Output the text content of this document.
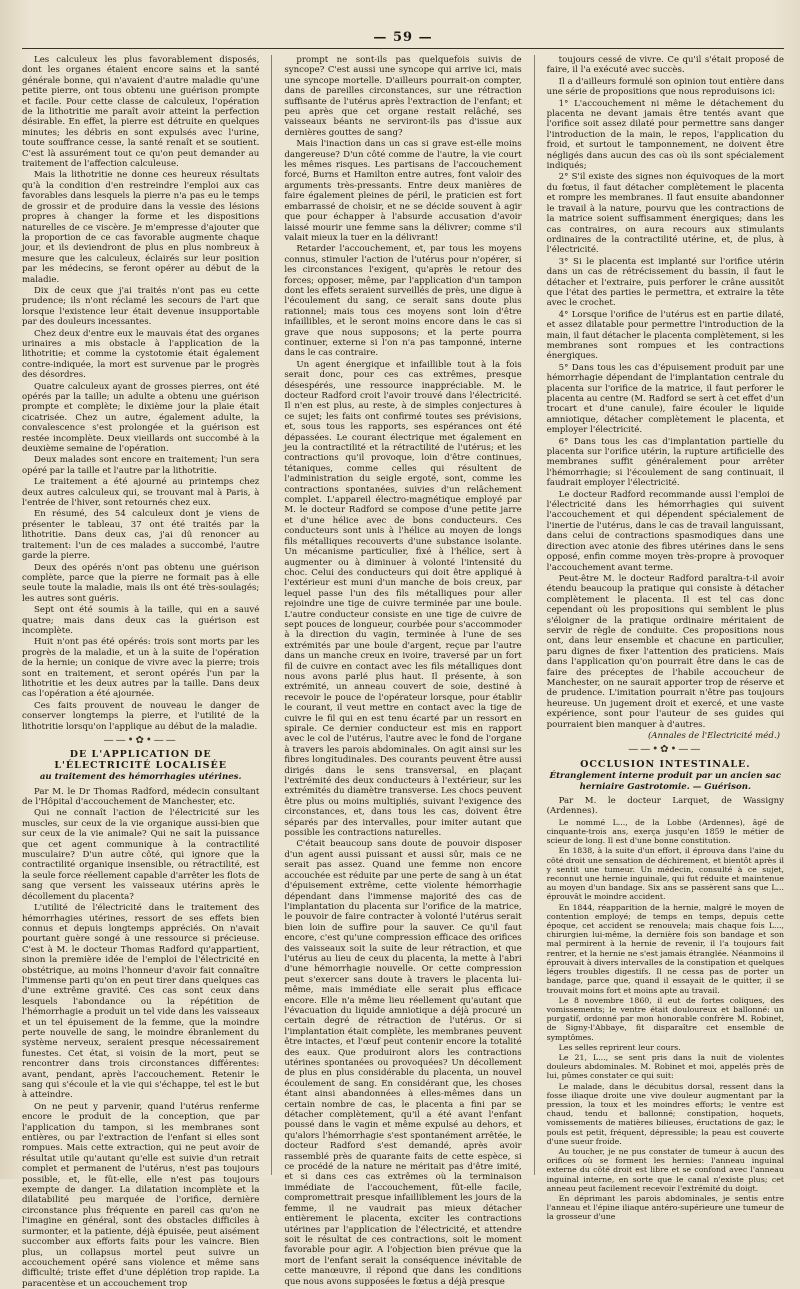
— 59 —

Les calculeux les plus favorablement disposés, dont les organes étaient encore sains et la santé générale bonne, qui n'avaient d'autre maladie qu'une petite pierre, ont tous obtenu une guérison prompte et facile. Pour cette classe de calculeux, l'opération de la lithotritie me paraît avoir atteint la perfection désirable. En effet, la pierre est détruite en quelques minutes; les débris en sont expulsés avec l'urine, toute souffrance cesse, la santé renaît et se soutient. C'est là assurément tout ce qu'on peut demander au traitement de l'affection calculeuse.

Mais la lithotritie ne donne ces heureux résultats qu'à la condition d'en restreindre l'emploi aux cas favorables dans lesquels la pierre n'a pas eu le temps de grossir et de produire dans la vessie des lésions propres à changer la forme et les dispositions naturelles de ce viscère. Je m'empresse d'ajouter que la proportion de ce cas favorable augmente chaque jour, et ils deviendront de plus en plus nombreux à mesure que les calculeux, éclairés sur leur position par les médecins, se feront opérer au début de la maladie.

Dix de ceux que j'ai traités n'ont pas eu cette prudence; ils n'ont réclamé les secours de l'art que lorsque l'existence leur était devenue insupportable par des douleurs incessantes.

Chez deux d'entre eux le mauvais état des organes urinaires a mis obstacle à l'application de la lithotritie; et comme la cystotomie était également contre-indiquée, la mort est survenue par le progrès des désordres.

Quatre calculeux ayant de grosses pierres, ont été opérés par la taille; un adulte a obtenu une guérison prompte et complète; le dixième jour la plaie était cicatrisée. Chez un autre, également adulte, la convalescence s'est prolongée et la guérison est restée incomplète. Deux vieillards ont succombé à la deuxième semaine de l'opération.

Deux malades sont encore en traitement; l'un sera opéré par la taille et l'autre par la lithotritie.

Le traitement a été ajourné au printemps chez deux autres calculeux qui, se trouvant mal à Paris, à l'entrée de l'hiver, sont retournés chez eux.

En résumé, des 54 calculeux dont je viens de présenter le tableau, 37 ont été traités par la lithotritie. Dans deux cas, j'ai dû renoncer au traitement: l'un de ces malades a succombé, l'autre garde la pierre.

Deux des opérés n'ont pas obtenu une guérison complète, parce que la pierre ne formait pas à elle seule toute la maladie, mais ils ont été très-soulagés; les autres sont guéris.

Sept ont été soumis à la taille, qui en a sauvé quatre; mais dans deux cas la guérison est incomplète.

Huit n'ont pas été opérés: trois sont morts par les progrès de la maladie, et un à la suite de l'opération de la hernie; un conique de vivre avec la pierre; trois sont en traitement, et seront opérés l'un par la lithotritie et les deux autres par la taille. Dans deux cas l'opération a été ajournée.

Ces faits prouvent de nouveau le danger de conserver longtemps la pierre, et l'utilité de la lithotritie lorsqu'on l'applique au début de la maladie.

——•✿•——
DE L'APPLICATION DE L'ÉLECTRICITÉ LOCALISÉE
au traitement des hémorrhagies utérines.

Par M. le Dr Thomas Radford, médecin consultant de l'Hôpital d'accouchement de Manchester, etc.

Qui ne connaît l'action de l'électricité sur les muscles, sur ceux de la vie organique aussi-bien que sur ceux de la vie animale? Qui ne sait la puissance que cet agent communique à la contractilité musculaire? D'un autre côté, qui ignore que la contractilité organique insensible, ou rétractilité, est la seule force réellement capable d'arrêter les flots de sang que versent les vaisseaux utérins après le décollement du placenta?

L'utilité de l'électricité dans le traitement des hémorrhagies utérines, ressort de ses effets bien connus et depuis longtemps appréciés. On n'avait pourtant guère songé à une ressource si précieuse. C'est à M. le docteur Thomas Radford qu'appartient, sinon la première idée de l'emploi de l'électricité en obstétrique, au moins l'honneur d'avoir fait connaître l'immense parti qu'on en peut tirer dans quelques cas d'une extrême gravité. Ces cas sont ceux dans lesquels l'abondance ou la répétition de l'hémorrhagie a produit un tel vide dans les vaisseaux et un tel épuisement de la femme, que la moindre perte nouvelle de sang, le moindre ébranlement du système nerveux, seraient presque nécessairement funestes. Cet état, si voisin de la mort, peut se rencontrer dans trois circonstances différentes: avant, pendant, après l'accouchement. Retenir le sang qui s'écoule et la vie qui s'échappe, tel est le but à atteindre.

On ne peut y parvenir, quand l'utérus renferme encore le produit de la conception, que par l'application du tampon, si les membranes sont entières, ou par l'extraction de l'enfant si elles sont rompues. Mais cette extraction, qui ne peut avoir de résultat utile qu'autant qu'elle est suivie d'un retrait complet et permanent de l'utérus, n'est pas toujours possible, et, le fût-elle, elle n'est pas toujours exempte de danger. La dilatation incomplète et la dilatabilité peu marquée de l'orifice, dernière circonstance plus fréquente en pareil cas qu'on ne l'imagine en général, sont des obstacles difficiles à surmonter, et la patiente, déjà épuisée, peut aisément succomber aux efforts faits pour les vaincre. Bien plus, un collapsus mortel peut suivre un accouchement opéré sans violence et même sans difficulté; triste effet d'une déplétion trop rapide. La paracentèse et un accouchement trop

prompt ne sont-ils pas quelquefois suivis de syncope? C'est aussi une syncope qui arrive ici, mais une syncope mortelle. D'ailleurs pourrait-on compter, dans de pareilles circonstances, sur une rétraction suffisante de l'utérus après l'extraction de l'enfant; et peu après que cet organe restait relâché, ses vaisseaux béants ne serviront-ils pas d'issue aux dernières gouttes de sang?

Mais l'inaction dans un cas si grave est-elle moins dangereuse? D'un côté comme de l'autre, la vie court les mêmes risques. Les partisans de l'accouchement forcé, Burns et Hamilton entre autres, font valoir des arguments très-pressants. Entre deux manières de faire également pleines de péril, le praticien est fort embarrassé de choisir, et ne se décide souvent à agir que pour échapper à l'absurde accusation d'avoir laissé mourir une femme sans la délivrer; comme s'il valait mieux la tuer en la délivrant!

Retarder l'accouchement, et, par tous les moyens connus, stimuler l'action de l'utérus pour n'opérer, si les circonstances l'exigent, qu'après le retour des forces; opposer, même, par l'application d'un tampon dont les effets seraient surveillés de près, une digue à l'écoulement du sang, ce serait sans doute plus rationnel; mais tous ces moyens sont loin d'être infaillibles, et le seront moins encore dans le cas si grave que nous supposons; et la perte pourra continuer, externe si l'on n'a pas tamponné, interne dans le cas contraire.

Un agent énergique et infaillible tout à la fois serait donc, pour ces cas extrêmes, presque désespérés, une ressource inappréciable. M. le docteur Radford croit l'avoir trouvé dans l'électricité. Il n'en est plus, au reste, à de simples conjectures à ce sujet; les faits ont confirmé toutes ses prévisions, et, sous tous les rapports, ses espérances ont été dépassées. Le courant électrique met également en jeu la contractilité et la rétractilité de l'utérus; et les contractions qu'il provoque, loin d'être continues, tétaniques, comme celles qui résultent de l'administration du seigle ergoté, sont, comme les contractions spontanées, suivies d'un relâchement complet. L'appareil électro-magnétique employé par M. le docteur Radford se compose d'une petite jarre et d'une hélice avec de bons conducteurs. Ces conducteurs sont unis à l'hélice au moyen de longs fils métalliques recouverts d'une substance isolante. Un mécanisme particulier, fixé à l'hélice, sert à augmenter ou à diminuer à volonté l'intensité du choc. Celui des conducteurs qui doit être appliqué à l'extérieur est muni d'un manche de bois creux, par lequel passe l'un des fils métalliques pour aller rejoindre une tige de cuivre terminée par une boule. L'autre conducteur consiste en une tige de cuivre de sept pouces de longueur, courbée pour s'accommoder à la direction du vagin, terminée à l'une de ses extrémités par une boule d'argent, reçue par l'autre dans un manche creux en ivoire, traversé par un fort fil de cuivre en contact avec les fils métalliques dont nous avons parlé plus haut. Il présente, à son extrémité, un anneau couvert de soie, destiné à recevoir le pouce de l'opérateur lorsque, pour établir le courant, il veut mettre en contact avec la tige de cuivre le fil qui en est tenu écarté par un ressort en spirale. Ce dernier conducteur est mis en rapport avec le col de l'utérus, l'autre avec le fond de l'organe à travers les parois abdominales. On agit ainsi sur les fibres longitudinales. Des courants peuvent être aussi dirigés dans le sens transversal, en plaçant l'extrémité des deux conducteurs à l'extérieur, sur les extrémités du diamètre transverse. Les chocs peuvent être plus ou moins multipliés, suivant l'exigence des circonstances, et, dans tous les cas, doivent être séparés par des intervalles, pour imiter autant que possible les contractions naturelles.

C'était beaucoup sans doute de pouvoir disposer d'un agent aussi puissant et aussi sûr, mais ce ne serait pas assez. Quand une femme non encore accouchée est réduite par une perte de sang à un état d'épuisement extrême, cette violente hémorrhagie dépendant dans l'immense majorité des cas de l'implantation du placenta sur l'orifice de la matrice, le pouvoir de faire contracter à volonté l'utérus serait bien loin de suffire pour la sauver. Ce qu'il faut encore, c'est qu'une compression efficace des orifices des vaisseaux soit la suite de leur rétraction, et que l'utérus au lieu de ceux du placenta, la mette à l'abri d'une hémorrhagie nouvelle. Or cette compression peut s'exercer sans doute à travers le placenta lui-même, mais immédiate elle serait plus efficace encore. Elle n'a même lieu réellement qu'autant que l'évacuation du liquide amniotique a déjà procuré un certain degré de rétraction de l'utérus. Or si l'implantation était complète, les membranes peuvent être intactes, et l'œuf peut contenir encore la totalité des eaux. Que produiront alors les contractions utérines spontanées ou provoquées? Un décollement de plus en plus considérable du placenta, un nouvel écoulement de sang. En considérant que, les choses étant ainsi abandonnées à elles-mêmes dans un certain nombre de cas, le placenta a fini par se détacher complètement, qu'il a été avant l'enfant poussé dans le vagin et même expulsé au dehors, et qu'alors l'hémorrhagie s'est spontanément arrêtée, le docteur Radford s'est demandé, après avoir rassemblé près de quarante faits de cette espèce, si ce procédé de la nature ne méritait pas d'être imité, et si dans ces cas extrêmes où la terminaison immédiate de l'accouchement, fût-elle facile, compromettrait presque infailliblement les jours de la femme, il ne vaudrait pas mieux détacher entièrement le placenta, exciter les contractions utérines par l'application de l'électricité, et attendre soit le résultat de ces contractions, soit le moment favorable pour agir. A l'objection bien prévue que la mort de l'enfant serait la conséquence inévitable de cette manœuvre, il répond que dans les conditions que nous avons supposées le fœtus a déjà presque

toujours cessé de vivre. Ce qu'il s'était proposé de faire, il l'a exécuté avec succès.

Il a d'ailleurs formulé son opinion tout entière dans une série de propositions que nous reproduisons ici:

1° L'accouchement ni même le détachement du placenta ne devant jamais être tentés avant que l'orifice soit assez dilaté pour permettre sans danger l'introduction de la main, le repos, l'application du froid, et surtout le tamponnement, ne doivent être négligés dans aucun des cas où ils sont spécialement indiqués;

2° S'il existe des signes non équivoques de la mort du fœtus, il faut détacher complètement le placenta et rompre les membranes. Il faut ensuite abandonner le travail à la nature, pourvu que les contractions de la matrice soient suffisamment énergiques; dans les cas contraires, on aura recours aux stimulants ordinaires de la contractilité utérine, et, de plus, à l'électricité.

3° Si le placenta est implanté sur l'orifice utérin dans un cas de rétrécissement du bassin, il faut le détacher et l'extraire, puis perforer le crâne aussitôt que l'état des parties le permettra, et extraire la tête avec le crochet.

4° Lorsque l'orifice de l'utérus est en partie dilaté, et assez dilatable pour permettre l'introduction de la main, il faut détacher le placenta complètement, si les membranes sont rompues et les contractions énergiques.

5° Dans tous les cas d'épuisement produit par une hémorrhagie dépendant de l'implantation centrale du placenta sur l'orifice de la matrice, il faut perforer le placenta au centre (M. Radford se sert à cet effet d'un trocart et d'une canule), faire écouler le liquide amniotique, détacher complètement le placenta, et employer l'électricité.

6° Dans tous les cas d'implantation partielle du placenta sur l'orifice utérin, la rupture artificielle des membranes suffit généralement pour arrêter l'hémorrhagie; si l'écoulement de sang continuait, il faudrait employer l'électricité.

Le docteur Radford recommande aussi l'emploi de l'électricité dans les hémorrhagies qui suivent l'accouchement et qui dépendent spécialement de l'inertie de l'utérus, dans le cas de travail languissant, dans celui de contractions spasmodiques dans une direction avec atonie des fibres utérines dans le sens opposé, enfin comme moyen très-propre à provoquer l'accouchement avant terme.

Peut-être M. le docteur Radford paraîtra-t-il avoir étendu beaucoup la pratique qui consiste à détacher complètement le placenta. Il est tel cas donc cependant où les propositions qui semblent le plus s'éloigner de la pratique ordinaire méritaient de servir de règle de conduite. Ces propositions nous ont, dans leur ensemble et chacune en particulier, paru dignes de fixer l'attention des praticiens. Mais dans l'application qu'on pourrait être dans le cas de faire des préceptes de l'habile accoucheur de Manchester, on ne saurait apporter trop de réserve et de prudence. L'imitation pourrait n'être pas toujours heureuse. Un jugement droit et exercé, et une vaste expérience, sont pour l'auteur de ses guides qui pourraient bien manquer à d'autres.

(Annales de l'Electricité méd.)
——•✿•——
OCCLUSION INTESTINALE.
Étranglement interne produit par un ancien sac herniaire Gastrotomie. — Guérison.

Par M. le docteur Larquet, de Wassigny (Ardennes).

Le nommé L..., de la Lobbe (Ardennes), âgé de cinquante-trois ans, exerça jusqu'en 1859 le métier de scieur de long. Il est d'une bonne constitution.

En 1838, à la suite d'un effort, il éprouva dans l'aine du côté droit une sensation de déchirement, et bientôt après il y sentit une tumeur. Un médecin, consulté à ce sujet, reconnut une hernie inguinale, qui fut réduite et maintenue au moyen d'un bandage. Six ans se passèrent sans que L... éprouvât le moindre accident.

En 1844, réapparition de la hernie, malgré le moyen de contention employé; de temps en temps, depuis cette époque, cet accident se renouvela; mais chaque fois L..., chirurgien lui-même, la dernière fois son bandage et son mal permirent à la hernie de revenir, il l'a toujours fait rentrer, et la hernie ne s'est jamais étranglée. Néanmoins il éprouvait à divers intervalles de la constipation et quelques légers troubles digestifs. Il ne cessa pas de porter un bandage, parce que, quand il essayait de le quitter, il se trouvait moins fort et moins apte au travail.

Le 8 novembre 1860, il eut de fortes coliques, des vomissements; le ventre était douloureux et ballonné: un purgatif, ordonné par mon honorable confrère M. Robinet, de Signy-l'Abbaye, fit disparaître cet ensemble de symptômes.

Les selles reprirent leur cours.

Le 21, L..., se sent pris dans la nuit de violentes douleurs abdominales. M. Robinet et moi, appelés près de lui, pûmes constater ce qui suit:

Le malade, dans le décubitus dorsal, ressent dans la fosse iliaque droite une vive douleur augmentant par la pression, la toux et les moindres efforts; le ventre est chaud, tendu et ballonné; constipation, hoquets, vomissements de matières bilieuses, éructations de gaz; le pouls est petit, fréquent, dépressible; la peau est couverte d'une sueur froide.

Au toucher, je ne pus constater de tumeur à aucun des orifices où se forment les hernies: l'anneau inguinal externe du côté droit est libre et se confond avec l'anneau inguinal interne, en sorte que le canal n'existe plus; cet anneau peut facilement recevoir l'extrémité du doigt.

En déprimant les parois abdominales, je sentis entre l'anneau et l'épine iliaque antéro-supérieure une tumeur de la grosseur d'une
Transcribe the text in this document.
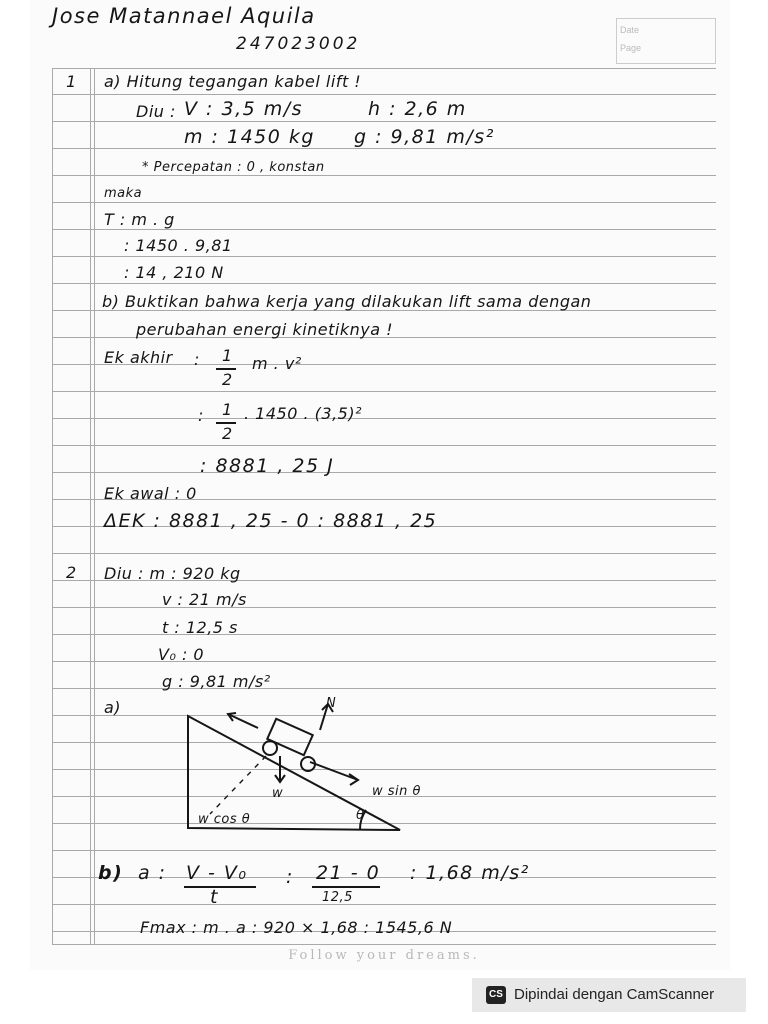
Date
Page
Jose Matannael Aquila
247023002
1 a) Hitung tegangan kabel lift !
Diu : V : 3,5 m/s	h : 2,6 m
m : 1450 kg g : 9,81 m/s²
* Percepatan : 0 , konstan
maka
T : m . g
: 1450 . 9,81
: 14 , 210 N
b) Buktikan bahwa kerja yang dilakukan lift sama dengan
perubahan energi kinetiknya !
Ek akhir : 1
2
m . v²
: 1
2
. 1450 . (3,5)²
: 8881 , 25 J
Ek awal : 0
ΔEK : 8881 , 25 - 0 : 8881 , 25
2 Diu : m : 920 kg
v : 21 m/s
t : 12,5 s
V₀ : 0
g : 9,81 m/s²
a)	N
w	w sin θ
w cos θ	θ
b) a : V - V₀
t
: 21 - 0
12,5
: 1,68 m/s²
Fmax : m . a : 920 × 1,68 : 1545,6 N
Follow your dreams.
CS Dipindai dengan CamScanner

Goal of the exercise:
Copy verbatim the span that begins at the line containing "Transcribe the text in this document." and ends at the last line of the material, inclusive of both; exclude pictures.

Output for this exercise:
Transcribe the text in this document.
Date
Page
Jose Matannael Aquila
247023002
1 a) Hitung tegangan kabel lift !
Diu : V : 3,5 m/s	h : 2,6 m
m : 1450 kg g : 9,81 m/s²
* Percepatan : 0 , konstan
maka
T : m . g
: 1450 . 9,81
: 14 , 210 N
b) Buktikan bahwa kerja yang dilakukan lift sama dengan
perubahan energi kinetiknya !
Ek akhir : 1
2
m . v²
: 1
2
. 1450 . (3,5)²
: 8881 , 25 J
Ek awal : 0
ΔEK : 8881 , 25 - 0 : 8881 , 25
2 Diu : m : 920 kg
v : 21 m/s
t : 12,5 s
V₀ : 0
g : 9,81 m/s²
a)	N
w	w sin θ
w cos θ	θ
b) a : V - V₀
t
: 21 - 0
12,5
: 1,68 m/s²
Fmax : m . a : 920 × 1,68 : 1545,6 N
Follow your dreams.
CS Dipindai dengan CamScanner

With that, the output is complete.